╭─ Reading text

Failure Domains
Failure domains in Azure
A failure domain in the Azure provider maps to an availability zone within an Azure region. In Azure an availability zone is a separate data center within a region that offers redundancy and separation from the other availability zones within a region.
To ensure a cluster (or any application) is resilient to failure it is best to spread instances across all the availability zones within a region. If a zone goes down, your cluster will continue to run as the other 2 zones are physically separated and can continue to run.
Full details of availability zones, regions can be found in the Azure docs.
How to use failure domains
Default Behaviour
By default, only control plane machines get automatically spread to all cluster zones. A workaround for spreading worker machines is to create N MachineDeployments
for your N failure domains, scaling them independently. Resiliency to failures comes through having multiple MachineDeployments
(see below).
apiVersion: cluster.x-k8s.io/v1beta1
kind: MachineDeployment
metadata:
name: ${CLUSTER_NAME}-md-0
namespace: default
spec:
clusterName: ${CLUSTER_NAME}
replicas: ${WORKER_MACHINE_COUNT}
selector:
matchLabels: null
template:
spec:
bootstrap:
configRef:
apiVersion: bootstrap.cluster.x-k8s.io/v1beta1
kind: KubeadmConfigTemplate
name: ${CLUSTER_NAME}-md-0
clusterName: ${CLUSTER_NAME}
infrastructureRef:
apiVersion: infrastructure.cluster.x-k8s.io/v1beta1
kind: AzureMachineTemplate
name: ${CLUSTER_NAME}-md-0
version: ${KUBERNETES_VERSION}
failureDomain: "1"
---
apiVersion: cluster.x-k8s.io/v1beta1
kind: MachineDeployment
metadata:
name: ${CLUSTER_NAME}-md-1
namespace: default
spec:
clusterName: ${CLUSTER_NAME}
replicas: ${WORKER_MACHINE_COUNT}
selector:
matchLabels: null
template:
spec:
bootstrap:
configRef:
apiVersion: bootstrap.cluster.x-k8s.io/v1beta1
kind: KubeadmConfigTemplate
name: ${CLUSTER_NAME}-md-1
clusterName: ${CLUSTER_NAME}
infrastructureRef:
apiVersion: infrastructure.cluster.x-k8s.io/v1beta1
kind: AzureMachineTemplate
name: ${CLUSTER_NAME}-md-1
version: ${KUBERNETES_VERSION}
failureDomain: "2"

╰─

Required work:
1. In the records, reproduce verbatim the lines starting with the one that contains "387, 922, 388]" and going on through the one that contains "597, 568, 612]".
2. Write the next part of the Azure failure domains page, picking up after its last line.
The records below come from a different source than the Azure failure domains page above.

╭─ Data

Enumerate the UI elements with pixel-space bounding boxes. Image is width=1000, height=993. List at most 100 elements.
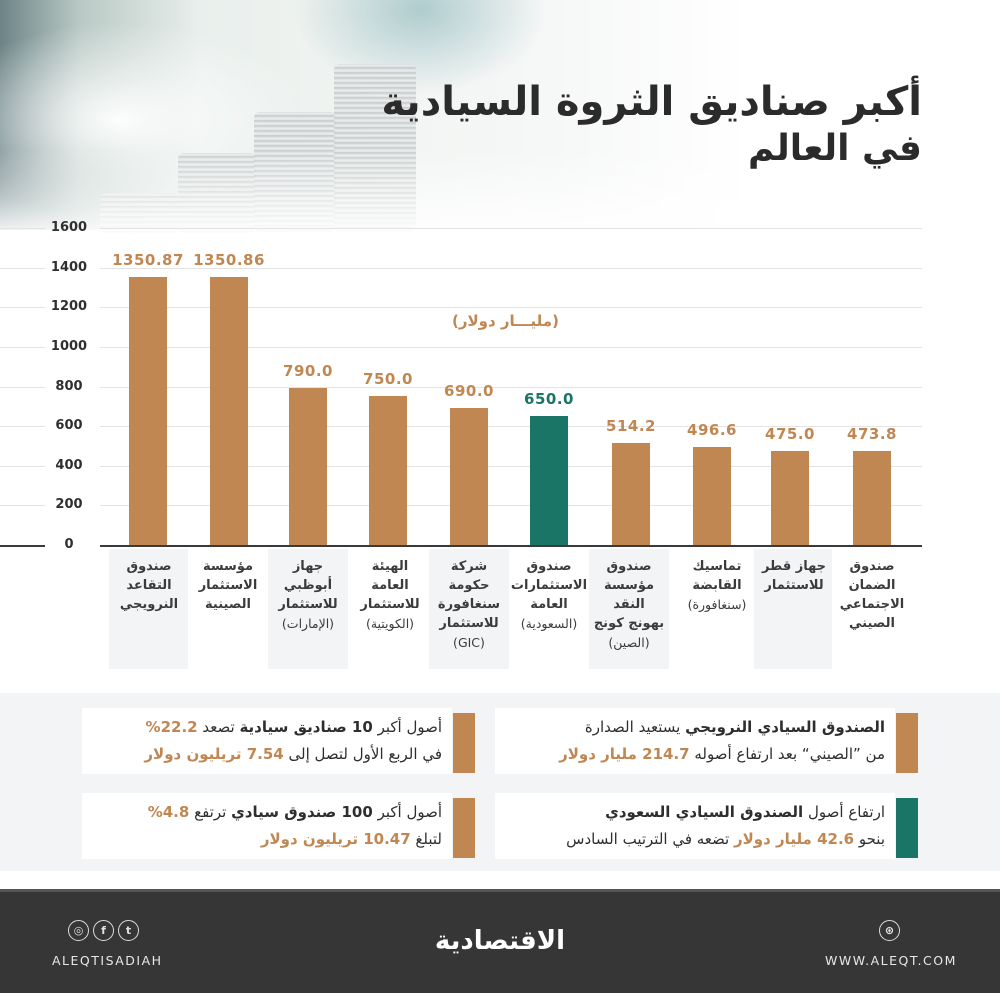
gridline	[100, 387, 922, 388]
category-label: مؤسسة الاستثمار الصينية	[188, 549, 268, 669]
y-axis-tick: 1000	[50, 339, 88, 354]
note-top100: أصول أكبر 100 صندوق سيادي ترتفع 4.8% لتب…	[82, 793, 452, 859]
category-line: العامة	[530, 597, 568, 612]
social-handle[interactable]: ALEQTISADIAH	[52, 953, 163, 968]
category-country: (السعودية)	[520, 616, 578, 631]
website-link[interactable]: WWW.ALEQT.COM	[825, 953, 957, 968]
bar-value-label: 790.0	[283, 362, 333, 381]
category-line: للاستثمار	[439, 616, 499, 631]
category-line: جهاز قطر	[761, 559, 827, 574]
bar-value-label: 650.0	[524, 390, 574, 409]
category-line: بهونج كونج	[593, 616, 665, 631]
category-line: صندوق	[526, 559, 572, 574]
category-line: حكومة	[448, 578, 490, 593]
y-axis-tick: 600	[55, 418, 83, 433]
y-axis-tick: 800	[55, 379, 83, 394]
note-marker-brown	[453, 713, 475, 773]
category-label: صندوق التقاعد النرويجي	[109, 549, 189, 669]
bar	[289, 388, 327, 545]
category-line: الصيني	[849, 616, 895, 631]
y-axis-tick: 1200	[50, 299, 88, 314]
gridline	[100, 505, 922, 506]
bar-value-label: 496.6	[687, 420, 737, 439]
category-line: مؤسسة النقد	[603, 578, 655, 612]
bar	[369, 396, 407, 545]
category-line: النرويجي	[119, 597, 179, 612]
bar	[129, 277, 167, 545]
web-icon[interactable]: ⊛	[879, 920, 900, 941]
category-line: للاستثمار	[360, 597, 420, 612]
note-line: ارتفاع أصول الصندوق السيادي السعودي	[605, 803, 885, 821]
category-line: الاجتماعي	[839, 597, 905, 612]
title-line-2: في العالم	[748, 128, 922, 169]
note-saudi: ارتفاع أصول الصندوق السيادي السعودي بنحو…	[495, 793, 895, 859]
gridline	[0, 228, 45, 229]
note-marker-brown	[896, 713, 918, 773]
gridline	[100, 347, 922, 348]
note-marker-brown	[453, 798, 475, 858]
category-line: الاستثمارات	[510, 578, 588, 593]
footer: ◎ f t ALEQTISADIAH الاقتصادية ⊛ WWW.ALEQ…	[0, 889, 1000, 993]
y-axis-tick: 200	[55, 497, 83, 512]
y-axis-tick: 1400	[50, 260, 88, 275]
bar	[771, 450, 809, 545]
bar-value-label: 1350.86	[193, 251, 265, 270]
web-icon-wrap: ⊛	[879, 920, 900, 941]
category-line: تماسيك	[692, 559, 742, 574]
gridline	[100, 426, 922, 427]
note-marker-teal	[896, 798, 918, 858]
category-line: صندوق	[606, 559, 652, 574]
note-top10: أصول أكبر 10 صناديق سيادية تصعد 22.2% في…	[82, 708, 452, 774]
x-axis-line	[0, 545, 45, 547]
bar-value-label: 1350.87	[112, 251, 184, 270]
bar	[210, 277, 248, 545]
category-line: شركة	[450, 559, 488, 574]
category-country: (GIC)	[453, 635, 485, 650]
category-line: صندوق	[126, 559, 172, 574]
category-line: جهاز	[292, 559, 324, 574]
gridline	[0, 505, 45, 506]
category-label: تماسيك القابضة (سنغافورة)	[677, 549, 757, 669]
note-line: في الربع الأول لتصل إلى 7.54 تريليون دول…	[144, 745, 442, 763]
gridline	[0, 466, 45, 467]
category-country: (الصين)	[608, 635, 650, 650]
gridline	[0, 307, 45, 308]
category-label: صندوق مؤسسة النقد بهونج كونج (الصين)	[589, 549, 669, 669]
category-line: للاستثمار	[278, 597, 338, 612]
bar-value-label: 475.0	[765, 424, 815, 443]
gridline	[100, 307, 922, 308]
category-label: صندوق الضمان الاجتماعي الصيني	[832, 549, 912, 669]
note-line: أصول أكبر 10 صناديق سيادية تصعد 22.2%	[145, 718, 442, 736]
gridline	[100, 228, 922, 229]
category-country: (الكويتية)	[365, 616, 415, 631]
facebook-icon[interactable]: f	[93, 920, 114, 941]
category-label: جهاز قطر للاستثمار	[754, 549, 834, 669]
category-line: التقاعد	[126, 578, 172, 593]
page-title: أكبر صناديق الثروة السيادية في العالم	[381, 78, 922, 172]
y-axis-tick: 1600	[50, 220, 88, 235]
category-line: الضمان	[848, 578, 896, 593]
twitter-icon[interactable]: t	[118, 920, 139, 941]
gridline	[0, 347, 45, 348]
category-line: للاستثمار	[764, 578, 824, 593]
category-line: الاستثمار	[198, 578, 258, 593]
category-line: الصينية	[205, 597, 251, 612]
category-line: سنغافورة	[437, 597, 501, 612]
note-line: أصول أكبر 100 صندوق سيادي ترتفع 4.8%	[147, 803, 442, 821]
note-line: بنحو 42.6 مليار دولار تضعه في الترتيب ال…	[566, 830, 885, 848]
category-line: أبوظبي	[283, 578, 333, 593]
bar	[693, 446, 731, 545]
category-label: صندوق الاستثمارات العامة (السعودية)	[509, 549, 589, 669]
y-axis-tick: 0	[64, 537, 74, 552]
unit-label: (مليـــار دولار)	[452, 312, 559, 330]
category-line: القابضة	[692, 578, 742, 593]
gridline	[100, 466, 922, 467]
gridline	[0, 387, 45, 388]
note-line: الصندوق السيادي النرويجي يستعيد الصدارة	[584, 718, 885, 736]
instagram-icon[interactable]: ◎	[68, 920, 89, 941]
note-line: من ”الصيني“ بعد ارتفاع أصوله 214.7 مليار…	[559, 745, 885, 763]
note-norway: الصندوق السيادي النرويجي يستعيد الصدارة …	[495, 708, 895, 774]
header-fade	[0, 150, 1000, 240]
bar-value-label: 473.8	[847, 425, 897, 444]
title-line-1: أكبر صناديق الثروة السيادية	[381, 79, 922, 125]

╰─

Expected outputs:
1.
gridline	[100, 387, 922, 388]
category-label: مؤسسة الاستثمار الصينية	[188, 549, 268, 669]
y-axis-tick: 1000	[50, 339, 88, 354]
note-top100: أصول أكبر 100 صندوق سيادي ترتفع 4.8% لتب…	[82, 793, 452, 859]
category-line: العامة	[530, 597, 568, 612]

2.
---
apiVersion: cluster.x-k8s.io/v1beta1
kind: MachineDeployment
metadata:
name: ${CLUSTER_NAME}-md-2
namespace: default
spec:
clusterName: ${CLUSTER_NAME}
replicas: ${WORKER_MACHINE_COUNT}
selector:
matchLabels: null
template:
spec:
bootstrap:
configRef:
apiVersion: bootstrap.cluster.x-k8s.io/v1beta1
kind: KubeadmConfigTemplate
name: ${CLUSTER_NAME}-md-2
clusterName: ${CLUSTER_NAME}
infrastructureRef:
apiVersion: infrastructure.cluster.x-k8s.io/v1beta1
kind: AzureMachineTemplate
name: ${CLUSTER_NAME}-md-2
version: ${KUBERNETES_VERSION}
failureDomain: "3"
The Cluster API controller will look for the FailureDomains status field and will set the FailureDomain field in a Machine
if a value hasn't already been explicitly set. It will try to ensure that the machines are spread across all the failure domains.
The AzureMachine
controller looks for a failure domain (i.e. availability zone) to use from the Machine
first before failure back to the AzureMachine
. This failure domain is then used when provisioning the virtual machine.
Explicit Placement
If you would rather control the placement of virtual machines into a failure domain (i.e. availability zones) then you can explicitly state the failure domain. The best way is to specify this using the FailureDomain field within the Machine
(or MachineDeployment
) spec.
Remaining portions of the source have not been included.